Work instructions:
Find the lines with "أحمد" in them and copy them out.

(A block of data)

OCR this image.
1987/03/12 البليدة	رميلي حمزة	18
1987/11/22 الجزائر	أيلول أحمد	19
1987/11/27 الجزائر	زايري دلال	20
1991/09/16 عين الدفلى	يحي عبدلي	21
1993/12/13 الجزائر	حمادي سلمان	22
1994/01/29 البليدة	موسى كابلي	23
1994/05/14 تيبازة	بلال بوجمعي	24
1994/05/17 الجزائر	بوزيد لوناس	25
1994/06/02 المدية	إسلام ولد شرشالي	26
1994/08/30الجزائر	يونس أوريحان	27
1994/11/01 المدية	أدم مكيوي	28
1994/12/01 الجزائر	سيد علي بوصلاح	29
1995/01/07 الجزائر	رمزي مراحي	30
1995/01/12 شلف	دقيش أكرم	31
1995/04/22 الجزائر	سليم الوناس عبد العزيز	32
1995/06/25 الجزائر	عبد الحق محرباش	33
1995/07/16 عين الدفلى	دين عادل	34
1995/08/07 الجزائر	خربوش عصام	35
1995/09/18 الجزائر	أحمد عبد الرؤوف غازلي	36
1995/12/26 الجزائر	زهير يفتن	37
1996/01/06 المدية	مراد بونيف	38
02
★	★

Answer:
1987/11/22 الجزائر	أيلول أحمد	19
1995/09/18 الجزائر	أحمد عبد الرؤوف غازلي	36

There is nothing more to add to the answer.